Written exercise — From the entries below, copy every line that holds the word "naturam".

··· Information supplied ···

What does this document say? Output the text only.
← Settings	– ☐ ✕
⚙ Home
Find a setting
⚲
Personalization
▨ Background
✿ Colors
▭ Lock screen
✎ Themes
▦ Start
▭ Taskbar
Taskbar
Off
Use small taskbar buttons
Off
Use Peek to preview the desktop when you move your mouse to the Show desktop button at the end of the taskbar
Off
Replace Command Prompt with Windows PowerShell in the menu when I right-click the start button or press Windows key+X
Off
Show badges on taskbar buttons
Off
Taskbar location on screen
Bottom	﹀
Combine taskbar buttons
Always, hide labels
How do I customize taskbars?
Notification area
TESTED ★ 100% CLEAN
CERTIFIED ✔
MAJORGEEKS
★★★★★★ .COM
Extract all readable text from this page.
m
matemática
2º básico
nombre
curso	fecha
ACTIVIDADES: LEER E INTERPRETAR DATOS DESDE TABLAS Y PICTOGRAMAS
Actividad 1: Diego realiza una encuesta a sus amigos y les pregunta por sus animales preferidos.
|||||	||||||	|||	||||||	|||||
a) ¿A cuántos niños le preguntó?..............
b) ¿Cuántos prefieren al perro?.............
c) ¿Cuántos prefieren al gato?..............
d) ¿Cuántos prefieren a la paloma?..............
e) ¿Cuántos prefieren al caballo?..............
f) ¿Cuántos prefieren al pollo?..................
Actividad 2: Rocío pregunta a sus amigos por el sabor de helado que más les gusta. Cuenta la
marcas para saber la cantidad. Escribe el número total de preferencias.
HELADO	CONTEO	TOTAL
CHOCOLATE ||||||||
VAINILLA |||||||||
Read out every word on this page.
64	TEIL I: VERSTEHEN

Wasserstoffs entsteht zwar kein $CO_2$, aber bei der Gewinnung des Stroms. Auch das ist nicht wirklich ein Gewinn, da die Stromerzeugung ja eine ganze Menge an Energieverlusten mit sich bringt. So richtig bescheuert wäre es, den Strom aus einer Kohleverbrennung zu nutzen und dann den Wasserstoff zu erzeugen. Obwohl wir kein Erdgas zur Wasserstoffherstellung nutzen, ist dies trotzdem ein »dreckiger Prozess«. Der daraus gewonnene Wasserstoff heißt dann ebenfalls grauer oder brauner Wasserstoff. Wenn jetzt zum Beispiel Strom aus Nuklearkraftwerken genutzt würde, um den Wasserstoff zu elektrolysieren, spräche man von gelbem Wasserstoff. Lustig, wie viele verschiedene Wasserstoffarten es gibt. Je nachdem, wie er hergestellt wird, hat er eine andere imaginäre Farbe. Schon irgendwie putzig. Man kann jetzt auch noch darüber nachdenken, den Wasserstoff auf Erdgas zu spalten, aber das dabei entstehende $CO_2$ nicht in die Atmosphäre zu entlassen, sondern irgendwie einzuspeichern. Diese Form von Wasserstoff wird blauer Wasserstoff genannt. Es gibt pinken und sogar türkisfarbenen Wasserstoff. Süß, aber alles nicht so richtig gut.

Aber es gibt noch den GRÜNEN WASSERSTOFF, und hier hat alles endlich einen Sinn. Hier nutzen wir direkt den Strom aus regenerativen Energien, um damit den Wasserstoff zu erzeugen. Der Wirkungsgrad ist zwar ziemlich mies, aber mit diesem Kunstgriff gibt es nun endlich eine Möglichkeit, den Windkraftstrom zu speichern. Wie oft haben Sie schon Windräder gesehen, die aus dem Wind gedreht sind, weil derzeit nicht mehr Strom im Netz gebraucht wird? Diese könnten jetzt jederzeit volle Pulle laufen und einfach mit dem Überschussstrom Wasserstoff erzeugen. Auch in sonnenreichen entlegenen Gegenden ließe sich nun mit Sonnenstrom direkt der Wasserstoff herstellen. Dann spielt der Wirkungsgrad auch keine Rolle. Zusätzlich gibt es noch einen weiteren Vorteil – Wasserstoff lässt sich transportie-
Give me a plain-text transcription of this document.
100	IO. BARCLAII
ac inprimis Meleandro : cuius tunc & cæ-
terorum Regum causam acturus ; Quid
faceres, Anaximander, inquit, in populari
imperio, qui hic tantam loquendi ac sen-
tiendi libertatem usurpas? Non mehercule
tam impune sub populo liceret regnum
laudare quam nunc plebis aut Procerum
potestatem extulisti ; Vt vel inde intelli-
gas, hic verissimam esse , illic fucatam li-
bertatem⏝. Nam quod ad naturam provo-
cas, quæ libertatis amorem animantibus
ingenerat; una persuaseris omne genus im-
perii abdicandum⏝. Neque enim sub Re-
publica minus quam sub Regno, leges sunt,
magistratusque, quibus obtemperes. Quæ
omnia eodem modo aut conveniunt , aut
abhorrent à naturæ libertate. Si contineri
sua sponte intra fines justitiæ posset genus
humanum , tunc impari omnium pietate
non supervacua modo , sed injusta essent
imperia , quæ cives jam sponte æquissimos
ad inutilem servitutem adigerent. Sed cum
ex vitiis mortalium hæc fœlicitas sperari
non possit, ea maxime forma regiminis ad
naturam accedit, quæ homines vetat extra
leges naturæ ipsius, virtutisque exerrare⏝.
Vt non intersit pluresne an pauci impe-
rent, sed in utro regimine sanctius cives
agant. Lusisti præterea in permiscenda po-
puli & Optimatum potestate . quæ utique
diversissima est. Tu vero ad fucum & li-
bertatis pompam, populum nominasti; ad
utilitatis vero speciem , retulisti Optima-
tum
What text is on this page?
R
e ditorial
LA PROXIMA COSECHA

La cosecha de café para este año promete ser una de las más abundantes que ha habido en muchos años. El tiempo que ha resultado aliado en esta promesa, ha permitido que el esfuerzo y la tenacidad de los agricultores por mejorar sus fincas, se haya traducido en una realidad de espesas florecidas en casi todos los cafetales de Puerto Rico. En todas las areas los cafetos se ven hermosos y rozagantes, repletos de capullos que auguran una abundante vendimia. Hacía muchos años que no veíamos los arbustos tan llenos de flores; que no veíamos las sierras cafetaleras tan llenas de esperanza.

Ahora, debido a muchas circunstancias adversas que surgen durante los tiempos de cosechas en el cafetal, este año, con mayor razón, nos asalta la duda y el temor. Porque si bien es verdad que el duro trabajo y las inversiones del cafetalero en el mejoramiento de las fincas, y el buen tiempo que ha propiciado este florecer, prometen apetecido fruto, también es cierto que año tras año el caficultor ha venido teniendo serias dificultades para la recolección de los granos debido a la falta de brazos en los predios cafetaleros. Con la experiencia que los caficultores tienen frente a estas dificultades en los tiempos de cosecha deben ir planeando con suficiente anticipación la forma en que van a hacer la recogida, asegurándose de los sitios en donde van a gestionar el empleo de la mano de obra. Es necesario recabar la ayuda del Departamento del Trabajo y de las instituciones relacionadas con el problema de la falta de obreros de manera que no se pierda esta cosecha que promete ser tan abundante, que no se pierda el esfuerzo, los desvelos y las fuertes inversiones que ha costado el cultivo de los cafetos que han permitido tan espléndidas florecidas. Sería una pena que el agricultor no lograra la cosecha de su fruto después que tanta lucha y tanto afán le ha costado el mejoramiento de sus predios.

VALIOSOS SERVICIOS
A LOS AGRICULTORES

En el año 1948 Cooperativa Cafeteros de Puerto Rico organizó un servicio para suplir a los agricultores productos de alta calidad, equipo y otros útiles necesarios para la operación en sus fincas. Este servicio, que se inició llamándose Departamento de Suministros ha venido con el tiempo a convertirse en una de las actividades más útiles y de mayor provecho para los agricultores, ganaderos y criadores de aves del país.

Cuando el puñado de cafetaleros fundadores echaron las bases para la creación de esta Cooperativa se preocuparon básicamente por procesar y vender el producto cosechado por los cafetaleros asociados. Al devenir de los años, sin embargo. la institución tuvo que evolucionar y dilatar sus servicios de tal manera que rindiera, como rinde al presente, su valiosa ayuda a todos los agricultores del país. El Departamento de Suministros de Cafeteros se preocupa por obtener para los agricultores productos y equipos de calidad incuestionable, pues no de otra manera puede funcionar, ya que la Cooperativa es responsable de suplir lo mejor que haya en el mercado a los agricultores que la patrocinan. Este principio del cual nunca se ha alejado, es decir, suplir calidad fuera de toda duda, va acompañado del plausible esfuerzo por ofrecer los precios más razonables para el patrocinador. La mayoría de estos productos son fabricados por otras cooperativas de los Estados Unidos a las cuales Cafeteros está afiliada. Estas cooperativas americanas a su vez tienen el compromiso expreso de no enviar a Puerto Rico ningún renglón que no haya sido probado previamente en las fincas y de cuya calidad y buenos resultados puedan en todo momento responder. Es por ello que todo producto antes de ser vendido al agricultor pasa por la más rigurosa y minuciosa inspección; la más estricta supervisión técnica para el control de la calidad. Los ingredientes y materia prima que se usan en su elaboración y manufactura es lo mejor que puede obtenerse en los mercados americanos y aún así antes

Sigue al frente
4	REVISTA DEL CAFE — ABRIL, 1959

···

The reply —
bertatem⏝. Nam quod ad naturam provo-
naturam accedit, quæ homines vetat extra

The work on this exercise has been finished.